## Exercise data:
▬▬▬▬▬▬
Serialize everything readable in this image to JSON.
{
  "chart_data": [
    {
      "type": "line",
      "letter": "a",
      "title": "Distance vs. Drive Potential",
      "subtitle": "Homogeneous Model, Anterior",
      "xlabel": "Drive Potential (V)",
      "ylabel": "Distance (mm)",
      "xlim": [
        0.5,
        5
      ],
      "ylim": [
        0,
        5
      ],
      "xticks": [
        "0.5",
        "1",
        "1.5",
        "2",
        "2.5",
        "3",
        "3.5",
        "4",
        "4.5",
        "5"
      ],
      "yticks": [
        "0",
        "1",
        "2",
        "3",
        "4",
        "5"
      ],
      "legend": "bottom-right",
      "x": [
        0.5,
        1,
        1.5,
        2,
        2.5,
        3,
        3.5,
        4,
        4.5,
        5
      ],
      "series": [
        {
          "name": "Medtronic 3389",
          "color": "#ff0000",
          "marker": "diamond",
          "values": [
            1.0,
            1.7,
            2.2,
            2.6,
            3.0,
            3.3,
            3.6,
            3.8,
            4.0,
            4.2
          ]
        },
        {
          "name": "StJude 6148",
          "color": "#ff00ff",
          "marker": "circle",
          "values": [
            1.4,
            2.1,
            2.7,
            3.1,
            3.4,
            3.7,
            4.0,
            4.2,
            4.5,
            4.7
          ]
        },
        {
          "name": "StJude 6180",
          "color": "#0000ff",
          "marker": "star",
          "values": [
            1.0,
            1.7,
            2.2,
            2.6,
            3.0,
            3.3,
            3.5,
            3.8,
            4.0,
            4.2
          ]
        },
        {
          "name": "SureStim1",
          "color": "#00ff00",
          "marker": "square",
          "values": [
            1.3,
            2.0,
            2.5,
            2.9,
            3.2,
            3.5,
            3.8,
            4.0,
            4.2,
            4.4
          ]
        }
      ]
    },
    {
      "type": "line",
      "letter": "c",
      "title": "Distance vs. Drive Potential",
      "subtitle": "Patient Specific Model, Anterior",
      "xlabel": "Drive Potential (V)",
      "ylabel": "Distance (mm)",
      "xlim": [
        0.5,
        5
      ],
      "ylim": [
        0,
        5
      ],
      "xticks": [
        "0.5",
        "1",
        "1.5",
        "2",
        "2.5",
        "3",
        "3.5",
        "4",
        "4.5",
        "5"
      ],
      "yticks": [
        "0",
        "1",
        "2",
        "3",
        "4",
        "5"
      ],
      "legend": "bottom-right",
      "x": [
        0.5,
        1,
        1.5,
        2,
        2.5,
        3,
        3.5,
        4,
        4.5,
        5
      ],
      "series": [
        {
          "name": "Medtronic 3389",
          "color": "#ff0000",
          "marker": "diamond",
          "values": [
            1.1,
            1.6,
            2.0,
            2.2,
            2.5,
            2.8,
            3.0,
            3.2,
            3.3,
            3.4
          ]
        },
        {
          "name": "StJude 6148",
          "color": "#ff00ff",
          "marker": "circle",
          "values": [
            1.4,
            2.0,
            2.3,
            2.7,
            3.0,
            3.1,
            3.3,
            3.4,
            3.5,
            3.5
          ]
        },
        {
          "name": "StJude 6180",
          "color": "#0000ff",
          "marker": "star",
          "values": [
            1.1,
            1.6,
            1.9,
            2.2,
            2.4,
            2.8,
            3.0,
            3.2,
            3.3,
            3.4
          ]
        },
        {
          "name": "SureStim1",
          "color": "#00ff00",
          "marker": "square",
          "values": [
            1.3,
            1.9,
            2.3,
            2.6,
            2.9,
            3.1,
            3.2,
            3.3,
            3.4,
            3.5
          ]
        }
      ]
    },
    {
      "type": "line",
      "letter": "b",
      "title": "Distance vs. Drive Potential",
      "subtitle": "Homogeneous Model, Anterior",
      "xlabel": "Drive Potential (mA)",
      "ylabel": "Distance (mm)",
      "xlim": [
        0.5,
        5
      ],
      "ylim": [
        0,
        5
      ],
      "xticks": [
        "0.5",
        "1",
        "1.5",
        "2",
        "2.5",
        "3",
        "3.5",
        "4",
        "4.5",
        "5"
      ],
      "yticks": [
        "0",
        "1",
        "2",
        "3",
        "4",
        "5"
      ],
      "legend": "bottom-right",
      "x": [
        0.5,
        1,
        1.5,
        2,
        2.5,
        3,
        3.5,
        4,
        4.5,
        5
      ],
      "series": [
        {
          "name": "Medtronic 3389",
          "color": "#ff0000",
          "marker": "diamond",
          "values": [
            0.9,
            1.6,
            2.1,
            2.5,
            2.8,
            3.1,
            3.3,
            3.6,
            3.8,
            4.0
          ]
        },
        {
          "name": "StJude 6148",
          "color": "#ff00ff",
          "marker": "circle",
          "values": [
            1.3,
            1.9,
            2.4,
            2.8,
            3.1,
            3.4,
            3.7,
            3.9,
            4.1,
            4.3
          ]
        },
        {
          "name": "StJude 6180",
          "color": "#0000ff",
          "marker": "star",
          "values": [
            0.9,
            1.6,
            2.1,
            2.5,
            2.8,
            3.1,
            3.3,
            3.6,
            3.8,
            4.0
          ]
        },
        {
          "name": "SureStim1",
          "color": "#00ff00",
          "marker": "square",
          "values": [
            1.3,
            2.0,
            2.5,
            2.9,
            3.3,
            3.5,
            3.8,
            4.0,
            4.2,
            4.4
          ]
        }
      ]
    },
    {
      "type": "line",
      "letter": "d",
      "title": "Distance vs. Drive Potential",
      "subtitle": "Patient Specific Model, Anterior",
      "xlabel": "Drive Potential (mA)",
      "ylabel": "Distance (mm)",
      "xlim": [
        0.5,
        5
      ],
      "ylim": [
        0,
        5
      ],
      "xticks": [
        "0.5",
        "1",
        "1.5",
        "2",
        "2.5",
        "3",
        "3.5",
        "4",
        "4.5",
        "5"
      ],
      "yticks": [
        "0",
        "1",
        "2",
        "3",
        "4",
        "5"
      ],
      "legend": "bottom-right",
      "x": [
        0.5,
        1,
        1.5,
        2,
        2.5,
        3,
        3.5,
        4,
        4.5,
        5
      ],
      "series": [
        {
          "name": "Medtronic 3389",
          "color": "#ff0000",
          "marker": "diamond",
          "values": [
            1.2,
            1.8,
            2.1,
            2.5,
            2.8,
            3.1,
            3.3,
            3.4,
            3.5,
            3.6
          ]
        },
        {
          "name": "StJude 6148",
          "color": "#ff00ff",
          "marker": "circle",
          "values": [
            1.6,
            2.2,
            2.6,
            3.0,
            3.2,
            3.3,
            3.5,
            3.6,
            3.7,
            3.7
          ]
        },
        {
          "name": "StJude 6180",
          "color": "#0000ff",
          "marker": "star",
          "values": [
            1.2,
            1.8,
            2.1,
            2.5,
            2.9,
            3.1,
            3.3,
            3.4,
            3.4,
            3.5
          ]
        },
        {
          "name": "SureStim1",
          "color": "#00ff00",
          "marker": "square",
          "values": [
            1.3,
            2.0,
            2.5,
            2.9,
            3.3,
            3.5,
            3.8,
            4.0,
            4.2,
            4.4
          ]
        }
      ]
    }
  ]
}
▬▬▬▬▬▬
## Task instructions:
Transcribe every entry verbatim.

## Completed task:
Serialize everything readable in this image to JSON.
{
  "chart_data": [
    {
      "type": "line",
      "letter": "a",
      "title": "Distance vs. Drive Potential",
      "subtitle": "Homogeneous Model, Anterior",
      "xlabel": "Drive Potential (V)",
      "ylabel": "Distance (mm)",
      "xlim": [
        0.5,
        5
      ],
      "ylim": [
        0,
        5
      ],
      "xticks": [
        "0.5",
        "1",
        "1.5",
        "2",
        "2.5",
        "3",
        "3.5",
        "4",
        "4.5",
        "5"
      ],
      "yticks": [
        "0",
        "1",
        "2",
        "3",
        "4",
        "5"
      ],
      "legend": "bottom-right",
      "x": [
        0.5,
        1,
        1.5,
        2,
        2.5,
        3,
        3.5,
        4,
        4.5,
        5
      ],
      "series": [
        {
          "name": "Medtronic 3389",
          "color": "#ff0000",
          "marker": "diamond",
          "values": [
            1.0,
            1.7,
            2.2,
            2.6,
            3.0,
            3.3,
            3.6,
            3.8,
            4.0,
            4.2
          ]
        },
        {
          "name": "StJude 6148",
          "color": "#ff00ff",
          "marker": "circle",
          "values": [
            1.4,
            2.1,
            2.7,
            3.1,
            3.4,
            3.7,
            4.0,
            4.2,
            4.5,
            4.7
          ]
        },
        {
          "name": "StJude 6180",
          "color": "#0000ff",
          "marker": "star",
          "values": [
            1.0,
            1.7,
            2.2,
            2.6,
            3.0,
            3.3,
            3.5,
            3.8,
            4.0,
            4.2
          ]
        },
        {
          "name": "SureStim1",
          "color": "#00ff00",
          "marker": "square",
          "values": [
            1.3,
            2.0,
            2.5,
            2.9,
            3.2,
            3.5,
            3.8,
            4.0,
            4.2,
            4.4
          ]
        }
      ]
    },
    {
      "type": "line",
      "letter": "c",
      "title": "Distance vs. Drive Potential",
      "subtitle": "Patient Specific Model, Anterior",
      "xlabel": "Drive Potential (V)",
      "ylabel": "Distance (mm)",
      "xlim": [
        0.5,
        5
      ],
      "ylim": [
        0,
        5
      ],
      "xticks": [
        "0.5",
        "1",
        "1.5",
        "2",
        "2.5",
        "3",
        "3.5",
        "4",
        "4.5",
        "5"
      ],
      "yticks": [
        "0",
        "1",
        "2",
        "3",
        "4",
        "5"
      ],
      "legend": "bottom-right",
      "x": [
        0.5,
        1,
        1.5,
        2,
        2.5,
        3,
        3.5,
        4,
        4.5,
        5
      ],
      "series": [
        {
          "name": "Medtronic 3389",
          "color": "#ff0000",
          "marker": "diamond",
          "values": [
            1.1,
            1.6,
            2.0,
            2.2,
            2.5,
            2.8,
            3.0,
            3.2,
            3.3,
            3.4
          ]
        },
        {
          "name": "StJude 6148",
          "color": "#ff00ff",
          "marker": "circle",
          "values": [
            1.4,
            2.0,
            2.3,
            2.7,
            3.0,
            3.1,
            3.3,
            3.4,
            3.5,
            3.5
          ]
        },
        {
          "name": "StJude 6180",
          "color": "#0000ff",
          "marker": "star",
          "values": [
            1.1,
            1.6,
            1.9,
            2.2,
            2.4,
            2.8,
            3.0,
            3.2,
            3.3,
            3.4
          ]
        },
        {
          "name": "SureStim1",
          "color": "#00ff00",
          "marker": "square",
          "values": [
            1.3,
            1.9,
            2.3,
            2.6,
            2.9,
            3.1,
            3.2,
            3.3,
            3.4,
            3.5
          ]
        }
      ]
    },
    {
      "type": "line",
      "letter": "b",
      "title": "Distance vs. Drive Potential",
      "subtitle": "Homogeneous Model, Anterior",
      "xlabel": "Drive Potential (mA)",
      "ylabel": "Distance (mm)",
      "xlim": [
        0.5,
        5
      ],
      "ylim": [
        0,
        5
      ],
      "xticks": [
        "0.5",
        "1",
        "1.5",
        "2",
        "2.5",
        "3",
        "3.5",
        "4",
        "4.5",
        "5"
      ],
      "yticks": [
        "0",
        "1",
        "2",
        "3",
        "4",
        "5"
      ],
      "legend": "bottom-right",
      "x": [
        0.5,
        1,
        1.5,
        2,
        2.5,
        3,
        3.5,
        4,
        4.5,
        5
      ],
      "series": [
        {
          "name": "Medtronic 3389",
          "color": "#ff0000",
          "marker": "diamond",
          "values": [
            0.9,
            1.6,
            2.1,
            2.5,
            2.8,
            3.1,
            3.3,
            3.6,
            3.8,
            4.0
          ]
        },
        {
          "name": "StJude 6148",
          "color": "#ff00ff",
          "marker": "circle",
          "values": [
            1.3,
            1.9,
            2.4,
            2.8,
            3.1,
            3.4,
            3.7,
            3.9,
            4.1,
            4.3
          ]
        },
        {
          "name": "StJude 6180",
          "color": "#0000ff",
          "marker": "star",
          "values": [
            0.9,
            1.6,
            2.1,
            2.5,
            2.8,
            3.1,
            3.3,
            3.6,
            3.8,
            4.0
          ]
        },
        {
          "name": "SureStim1",
          "color": "#00ff00",
          "marker": "square",
          "values": [
            1.3,
            2.0,
            2.5,
            2.9,
            3.3,
            3.5,
            3.8,
            4.0,
            4.2,
            4.4
          ]
        }
      ]
    },
    {
      "type": "line",
      "letter": "d",
      "title": "Distance vs. Drive Potential",
      "subtitle": "Patient Specific Model, Anterior",
      "xlabel": "Drive Potential (mA)",
      "ylabel": "Distance (mm)",
      "xlim": [
        0.5,
        5
      ],
      "ylim": [
        0,
        5
      ],
      "xticks": [
        "0.5",
        "1",
        "1.5",
        "2",
        "2.5",
        "3",
        "3.5",
        "4",
        "4.5",
        "5"
      ],
      "yticks": [
        "0",
        "1",
        "2",
        "3",
        "4",
        "5"
      ],
      "legend": "bottom-right",
      "x": [
        0.5,
        1,
        1.5,
        2,
        2.5,
        3,
        3.5,
        4,
        4.5,
        5
      ],
      "series": [
        {
          "name": "Medtronic 3389",
          "color": "#ff0000",
          "marker": "diamond",
          "values": [
            1.2,
            1.8,
            2.1,
            2.5,
            2.8,
            3.1,
            3.3,
            3.4,
            3.5,
            3.6
          ]
        },
        {
          "name": "StJude 6148",
          "color": "#ff00ff",
          "marker": "circle",
          "values": [
            1.6,
            2.2,
            2.6,
            3.0,
            3.2,
            3.3,
            3.5,
            3.6,
            3.7,
            3.7
          ]
        },
        {
          "name": "StJude 6180",
          "color": "#0000ff",
          "marker": "star",
          "values": [
            1.2,
            1.8,
            2.1,
            2.5,
            2.9,
            3.1,
            3.3,
            3.4,
            3.4,
            3.5
          ]
        },
        {
          "name": "SureStim1",
          "color": "#00ff00",
          "marker": "square",
          "values": [
            1.3,
            2.0,
            2.5,
            2.9,
            3.3,
            3.5,
            3.8,
            4.0,
            4.2,
            4.4
          ]
        }
      ]
    }
  ]
}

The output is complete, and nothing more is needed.